Written exercise: Print the records below exactly as they appear.

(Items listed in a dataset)
__________________________________________________

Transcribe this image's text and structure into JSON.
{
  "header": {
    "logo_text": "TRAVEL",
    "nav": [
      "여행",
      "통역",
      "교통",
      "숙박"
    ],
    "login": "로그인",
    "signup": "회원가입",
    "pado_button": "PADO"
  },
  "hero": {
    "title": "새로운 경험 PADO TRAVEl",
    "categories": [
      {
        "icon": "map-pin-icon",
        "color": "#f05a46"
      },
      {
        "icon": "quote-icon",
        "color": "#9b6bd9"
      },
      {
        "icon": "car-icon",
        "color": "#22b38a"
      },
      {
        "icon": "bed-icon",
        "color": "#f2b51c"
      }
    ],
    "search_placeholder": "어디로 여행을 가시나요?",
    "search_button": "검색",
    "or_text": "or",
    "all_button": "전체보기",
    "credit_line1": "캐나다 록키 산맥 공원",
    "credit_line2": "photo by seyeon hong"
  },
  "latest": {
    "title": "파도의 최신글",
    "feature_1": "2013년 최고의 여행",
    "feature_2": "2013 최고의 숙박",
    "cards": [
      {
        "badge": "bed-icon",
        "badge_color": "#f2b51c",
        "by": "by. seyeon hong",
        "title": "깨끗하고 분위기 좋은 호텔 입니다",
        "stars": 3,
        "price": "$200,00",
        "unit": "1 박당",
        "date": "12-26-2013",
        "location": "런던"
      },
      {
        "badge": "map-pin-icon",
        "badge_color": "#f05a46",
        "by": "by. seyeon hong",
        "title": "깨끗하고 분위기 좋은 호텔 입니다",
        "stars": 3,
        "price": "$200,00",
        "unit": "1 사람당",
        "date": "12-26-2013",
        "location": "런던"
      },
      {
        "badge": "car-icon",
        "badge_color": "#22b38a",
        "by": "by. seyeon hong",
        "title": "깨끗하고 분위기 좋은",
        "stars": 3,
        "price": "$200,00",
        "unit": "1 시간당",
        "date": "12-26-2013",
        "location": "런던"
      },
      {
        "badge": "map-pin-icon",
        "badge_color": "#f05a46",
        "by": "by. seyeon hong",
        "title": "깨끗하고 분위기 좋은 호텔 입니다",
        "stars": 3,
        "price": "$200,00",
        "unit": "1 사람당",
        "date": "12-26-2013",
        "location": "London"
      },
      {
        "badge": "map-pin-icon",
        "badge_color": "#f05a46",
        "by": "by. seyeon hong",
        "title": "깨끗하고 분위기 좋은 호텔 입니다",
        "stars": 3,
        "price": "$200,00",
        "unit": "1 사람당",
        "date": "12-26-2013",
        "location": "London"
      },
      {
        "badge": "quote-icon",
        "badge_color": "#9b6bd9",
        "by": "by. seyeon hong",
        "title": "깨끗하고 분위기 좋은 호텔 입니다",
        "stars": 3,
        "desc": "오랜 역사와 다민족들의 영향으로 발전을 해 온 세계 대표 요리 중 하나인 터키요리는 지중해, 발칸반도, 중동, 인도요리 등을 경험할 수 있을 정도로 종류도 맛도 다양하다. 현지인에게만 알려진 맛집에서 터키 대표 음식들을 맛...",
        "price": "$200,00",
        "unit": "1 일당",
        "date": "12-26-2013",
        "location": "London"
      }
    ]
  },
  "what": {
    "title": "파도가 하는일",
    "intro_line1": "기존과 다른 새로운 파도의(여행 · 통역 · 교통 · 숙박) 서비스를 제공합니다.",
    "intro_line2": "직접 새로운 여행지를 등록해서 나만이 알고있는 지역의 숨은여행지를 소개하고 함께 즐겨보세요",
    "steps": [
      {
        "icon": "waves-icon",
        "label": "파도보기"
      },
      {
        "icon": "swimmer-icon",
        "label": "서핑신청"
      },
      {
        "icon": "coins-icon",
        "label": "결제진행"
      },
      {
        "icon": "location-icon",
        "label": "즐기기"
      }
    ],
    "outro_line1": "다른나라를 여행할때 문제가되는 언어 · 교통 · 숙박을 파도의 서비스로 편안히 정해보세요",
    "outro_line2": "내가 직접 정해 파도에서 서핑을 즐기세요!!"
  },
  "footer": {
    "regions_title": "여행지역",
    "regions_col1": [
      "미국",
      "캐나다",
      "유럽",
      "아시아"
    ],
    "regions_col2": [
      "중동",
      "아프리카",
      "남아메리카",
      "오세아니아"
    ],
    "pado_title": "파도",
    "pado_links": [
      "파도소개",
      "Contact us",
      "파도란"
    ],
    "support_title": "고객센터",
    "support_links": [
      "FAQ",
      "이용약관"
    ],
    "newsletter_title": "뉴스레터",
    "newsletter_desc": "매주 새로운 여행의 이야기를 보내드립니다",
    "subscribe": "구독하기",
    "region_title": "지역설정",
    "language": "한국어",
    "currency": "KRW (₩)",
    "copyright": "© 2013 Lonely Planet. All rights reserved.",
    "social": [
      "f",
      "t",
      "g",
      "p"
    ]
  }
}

__________________________________________________

The reply:
Transcribe this image's text and structure into JSON.
{
  "header": {
    "logo_text": "TRAVEL",
    "nav": [
      "여행",
      "통역",
      "교통",
      "숙박"
    ],
    "login": "로그인",
    "signup": "회원가입",
    "pado_button": "PADO"
  },
  "hero": {
    "title": "새로운 경험 PADO TRAVEl",
    "categories": [
      {
        "icon": "map-pin-icon",
        "color": "#f05a46"
      },
      {
        "icon": "quote-icon",
        "color": "#9b6bd9"
      },
      {
        "icon": "car-icon",
        "color": "#22b38a"
      },
      {
        "icon": "bed-icon",
        "color": "#f2b51c"
      }
    ],
    "search_placeholder": "어디로 여행을 가시나요?",
    "search_button": "검색",
    "or_text": "or",
    "all_button": "전체보기",
    "credit_line1": "캐나다 록키 산맥 공원",
    "credit_line2": "photo by seyeon hong"
  },
  "latest": {
    "title": "파도의 최신글",
    "feature_1": "2013년 최고의 여행",
    "feature_2": "2013 최고의 숙박",
    "cards": [
      {
        "badge": "bed-icon",
        "badge_color": "#f2b51c",
        "by": "by. seyeon hong",
        "title": "깨끗하고 분위기 좋은 호텔 입니다",
        "stars": 3,
        "price": "$200,00",
        "unit": "1 박당",
        "date": "12-26-2013",
        "location": "런던"
      },
      {
        "badge": "map-pin-icon",
        "badge_color": "#f05a46",
        "by": "by. seyeon hong",
        "title": "깨끗하고 분위기 좋은 호텔 입니다",
        "stars": 3,
        "price": "$200,00",
        "unit": "1 사람당",
        "date": "12-26-2013",
        "location": "런던"
      },
      {
        "badge": "car-icon",
        "badge_color": "#22b38a",
        "by": "by. seyeon hong",
        "title": "깨끗하고 분위기 좋은",
        "stars": 3,
        "price": "$200,00",
        "unit": "1 시간당",
        "date": "12-26-2013",
        "location": "런던"
      },
      {
        "badge": "map-pin-icon",
        "badge_color": "#f05a46",
        "by": "by. seyeon hong",
        "title": "깨끗하고 분위기 좋은 호텔 입니다",
        "stars": 3,
        "price": "$200,00",
        "unit": "1 사람당",
        "date": "12-26-2013",
        "location": "London"
      },
      {
        "badge": "map-pin-icon",
        "badge_color": "#f05a46",
        "by": "by. seyeon hong",
        "title": "깨끗하고 분위기 좋은 호텔 입니다",
        "stars": 3,
        "price": "$200,00",
        "unit": "1 사람당",
        "date": "12-26-2013",
        "location": "London"
      },
      {
        "badge": "quote-icon",
        "badge_color": "#9b6bd9",
        "by": "by. seyeon hong",
        "title": "깨끗하고 분위기 좋은 호텔 입니다",
        "stars": 3,
        "desc": "오랜 역사와 다민족들의 영향으로 발전을 해 온 세계 대표 요리 중 하나인 터키요리는 지중해, 발칸반도, 중동, 인도요리 등을 경험할 수 있을 정도로 종류도 맛도 다양하다. 현지인에게만 알려진 맛집에서 터키 대표 음식들을 맛...",
        "price": "$200,00",
        "unit": "1 일당",
        "date": "12-26-2013",
        "location": "London"
      }
    ]
  },
  "what": {
    "title": "파도가 하는일",
    "intro_line1": "기존과 다른 새로운 파도의(여행 · 통역 · 교통 · 숙박) 서비스를 제공합니다.",
    "intro_line2": "직접 새로운 여행지를 등록해서 나만이 알고있는 지역의 숨은여행지를 소개하고 함께 즐겨보세요",
    "steps": [
      {
        "icon": "waves-icon",
        "label": "파도보기"
      },
      {
        "icon": "swimmer-icon",
        "label": "서핑신청"
      },
      {
        "icon": "coins-icon",
        "label": "결제진행"
      },
      {
        "icon": "location-icon",
        "label": "즐기기"
      }
    ],
    "outro_line1": "다른나라를 여행할때 문제가되는 언어 · 교통 · 숙박을 파도의 서비스로 편안히 정해보세요",
    "outro_line2": "내가 직접 정해 파도에서 서핑을 즐기세요!!"
  },
  "footer": {
    "regions_title": "여행지역",
    "regions_col1": [
      "미국",
      "캐나다",
      "유럽",
      "아시아"
    ],
    "regions_col2": [
      "중동",
      "아프리카",
      "남아메리카",
      "오세아니아"
    ],
    "pado_title": "파도",
    "pado_links": [
      "파도소개",
      "Contact us",
      "파도란"
    ],
    "support_title": "고객센터",
    "support_links": [
      "FAQ",
      "이용약관"
    ],
    "newsletter_title": "뉴스레터",
    "newsletter_desc": "매주 새로운 여행의 이야기를 보내드립니다",
    "subscribe": "구독하기",
    "region_title": "지역설정",
    "language": "한국어",
    "currency": "KRW (₩)",
    "copyright": "© 2013 Lonely Planet. All rights reserved.",
    "social": [
      "f",
      "t",
      "g",
      "p"
    ]
  }
}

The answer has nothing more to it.